**TASK DETAILS:** Using the data below, copy each line that includes the word "name".
--*--
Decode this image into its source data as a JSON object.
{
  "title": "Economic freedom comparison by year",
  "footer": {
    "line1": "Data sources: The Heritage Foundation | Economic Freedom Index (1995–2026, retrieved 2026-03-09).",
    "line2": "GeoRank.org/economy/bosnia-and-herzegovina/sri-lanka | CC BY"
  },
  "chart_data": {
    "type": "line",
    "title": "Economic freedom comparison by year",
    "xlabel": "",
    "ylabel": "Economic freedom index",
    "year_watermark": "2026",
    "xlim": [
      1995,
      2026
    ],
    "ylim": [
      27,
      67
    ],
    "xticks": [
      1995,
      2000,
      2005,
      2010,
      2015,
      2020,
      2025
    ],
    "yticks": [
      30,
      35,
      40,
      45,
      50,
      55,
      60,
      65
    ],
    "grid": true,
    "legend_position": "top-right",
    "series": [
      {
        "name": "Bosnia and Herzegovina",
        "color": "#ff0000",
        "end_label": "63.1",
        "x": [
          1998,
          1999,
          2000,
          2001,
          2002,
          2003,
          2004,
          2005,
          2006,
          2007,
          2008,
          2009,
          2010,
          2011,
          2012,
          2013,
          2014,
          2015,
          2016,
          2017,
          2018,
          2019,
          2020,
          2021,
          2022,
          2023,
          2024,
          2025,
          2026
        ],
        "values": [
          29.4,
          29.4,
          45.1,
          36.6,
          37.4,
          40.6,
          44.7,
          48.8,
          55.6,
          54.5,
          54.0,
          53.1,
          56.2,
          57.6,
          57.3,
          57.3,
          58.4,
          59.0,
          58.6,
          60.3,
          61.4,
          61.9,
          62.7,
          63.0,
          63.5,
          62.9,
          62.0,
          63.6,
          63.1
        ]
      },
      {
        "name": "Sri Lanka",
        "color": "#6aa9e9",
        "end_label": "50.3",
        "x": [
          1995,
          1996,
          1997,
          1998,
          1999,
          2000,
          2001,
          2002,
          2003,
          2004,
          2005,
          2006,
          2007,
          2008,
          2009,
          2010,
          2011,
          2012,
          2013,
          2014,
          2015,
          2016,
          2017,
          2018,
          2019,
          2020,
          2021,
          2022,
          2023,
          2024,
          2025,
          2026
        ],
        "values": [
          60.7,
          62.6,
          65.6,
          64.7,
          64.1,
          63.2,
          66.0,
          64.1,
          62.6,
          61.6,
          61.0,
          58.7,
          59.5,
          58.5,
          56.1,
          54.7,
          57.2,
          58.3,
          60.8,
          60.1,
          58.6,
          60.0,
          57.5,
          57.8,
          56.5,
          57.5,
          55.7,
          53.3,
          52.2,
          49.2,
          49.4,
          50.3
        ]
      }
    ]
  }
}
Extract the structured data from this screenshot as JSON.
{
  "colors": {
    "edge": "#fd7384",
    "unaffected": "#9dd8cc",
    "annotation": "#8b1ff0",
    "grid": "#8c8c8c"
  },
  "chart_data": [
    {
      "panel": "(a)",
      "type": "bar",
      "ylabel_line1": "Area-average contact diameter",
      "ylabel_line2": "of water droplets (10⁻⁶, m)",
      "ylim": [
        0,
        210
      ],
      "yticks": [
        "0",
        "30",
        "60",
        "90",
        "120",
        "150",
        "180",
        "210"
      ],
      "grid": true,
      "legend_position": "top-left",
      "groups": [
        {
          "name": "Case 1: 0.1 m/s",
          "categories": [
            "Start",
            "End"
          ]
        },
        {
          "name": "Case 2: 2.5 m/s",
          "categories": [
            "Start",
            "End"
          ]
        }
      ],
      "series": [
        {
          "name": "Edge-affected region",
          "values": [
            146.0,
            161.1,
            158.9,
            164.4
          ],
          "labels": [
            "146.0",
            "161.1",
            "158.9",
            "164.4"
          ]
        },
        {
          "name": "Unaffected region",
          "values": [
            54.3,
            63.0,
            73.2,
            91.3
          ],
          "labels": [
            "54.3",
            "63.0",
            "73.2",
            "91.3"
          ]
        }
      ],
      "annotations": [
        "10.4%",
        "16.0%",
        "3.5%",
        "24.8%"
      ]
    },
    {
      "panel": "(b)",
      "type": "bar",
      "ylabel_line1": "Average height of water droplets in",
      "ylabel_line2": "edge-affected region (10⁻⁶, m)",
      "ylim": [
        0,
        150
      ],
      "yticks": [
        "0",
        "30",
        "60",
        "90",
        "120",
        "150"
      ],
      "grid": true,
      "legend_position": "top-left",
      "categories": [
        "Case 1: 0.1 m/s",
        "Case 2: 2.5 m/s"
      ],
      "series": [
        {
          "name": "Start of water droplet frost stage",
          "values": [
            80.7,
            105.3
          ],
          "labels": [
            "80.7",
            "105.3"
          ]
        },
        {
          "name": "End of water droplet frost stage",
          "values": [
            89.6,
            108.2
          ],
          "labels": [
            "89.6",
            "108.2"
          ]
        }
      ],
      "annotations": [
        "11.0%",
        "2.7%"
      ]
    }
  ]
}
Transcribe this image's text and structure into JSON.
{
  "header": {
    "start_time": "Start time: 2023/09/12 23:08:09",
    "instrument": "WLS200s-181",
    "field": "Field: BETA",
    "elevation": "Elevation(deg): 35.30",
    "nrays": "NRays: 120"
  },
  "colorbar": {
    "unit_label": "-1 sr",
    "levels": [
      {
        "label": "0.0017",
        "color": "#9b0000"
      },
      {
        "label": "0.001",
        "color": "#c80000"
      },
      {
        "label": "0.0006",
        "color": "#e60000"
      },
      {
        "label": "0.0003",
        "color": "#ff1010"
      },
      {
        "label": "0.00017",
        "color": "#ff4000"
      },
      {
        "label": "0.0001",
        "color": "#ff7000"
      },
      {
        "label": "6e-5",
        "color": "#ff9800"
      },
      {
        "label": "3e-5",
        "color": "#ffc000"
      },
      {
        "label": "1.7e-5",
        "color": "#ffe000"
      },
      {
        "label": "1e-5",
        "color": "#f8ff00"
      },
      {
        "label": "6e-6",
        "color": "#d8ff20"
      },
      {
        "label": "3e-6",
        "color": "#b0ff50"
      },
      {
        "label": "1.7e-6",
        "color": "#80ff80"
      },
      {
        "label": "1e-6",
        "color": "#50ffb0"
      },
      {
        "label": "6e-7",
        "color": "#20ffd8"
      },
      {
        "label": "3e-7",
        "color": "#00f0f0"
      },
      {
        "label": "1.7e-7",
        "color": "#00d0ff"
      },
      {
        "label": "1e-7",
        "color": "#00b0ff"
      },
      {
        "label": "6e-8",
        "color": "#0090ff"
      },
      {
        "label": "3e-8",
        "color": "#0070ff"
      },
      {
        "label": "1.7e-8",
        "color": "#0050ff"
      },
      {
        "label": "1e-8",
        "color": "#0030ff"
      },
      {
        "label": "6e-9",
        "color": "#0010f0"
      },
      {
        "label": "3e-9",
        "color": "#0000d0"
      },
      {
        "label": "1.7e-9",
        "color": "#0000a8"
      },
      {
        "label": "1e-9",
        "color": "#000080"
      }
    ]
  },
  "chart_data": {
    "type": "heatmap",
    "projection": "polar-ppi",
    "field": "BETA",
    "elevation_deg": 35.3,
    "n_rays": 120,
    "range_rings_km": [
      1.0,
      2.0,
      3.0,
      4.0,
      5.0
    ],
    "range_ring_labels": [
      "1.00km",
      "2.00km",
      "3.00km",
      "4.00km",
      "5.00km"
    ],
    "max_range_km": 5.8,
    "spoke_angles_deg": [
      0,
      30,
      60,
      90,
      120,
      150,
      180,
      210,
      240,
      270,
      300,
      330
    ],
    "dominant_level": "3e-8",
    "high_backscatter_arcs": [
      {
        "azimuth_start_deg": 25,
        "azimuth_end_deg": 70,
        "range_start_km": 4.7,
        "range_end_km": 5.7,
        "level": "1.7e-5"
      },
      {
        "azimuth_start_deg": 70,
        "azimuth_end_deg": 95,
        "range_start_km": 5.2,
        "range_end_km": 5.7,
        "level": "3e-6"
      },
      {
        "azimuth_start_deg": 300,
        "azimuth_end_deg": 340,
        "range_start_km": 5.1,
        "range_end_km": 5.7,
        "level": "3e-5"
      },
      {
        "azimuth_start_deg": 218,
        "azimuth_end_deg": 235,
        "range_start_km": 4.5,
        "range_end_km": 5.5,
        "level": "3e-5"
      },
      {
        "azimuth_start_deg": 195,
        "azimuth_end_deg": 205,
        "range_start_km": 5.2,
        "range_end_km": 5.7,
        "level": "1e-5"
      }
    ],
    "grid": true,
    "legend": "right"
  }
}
--*--
**RESPONSE TO THE EXERCISE:**
        "name": "Bosnia and Herzegovina",
        "name": "Sri Lanka",
          "name": "Case 1: 0.1 m/s",
          "name": "Case 2: 2.5 m/s",
          "name": "Edge-affected region",
          "name": "Unaffected region",
          "name": "Start of water droplet frost stage",
          "name": "End of water droplet frost stage",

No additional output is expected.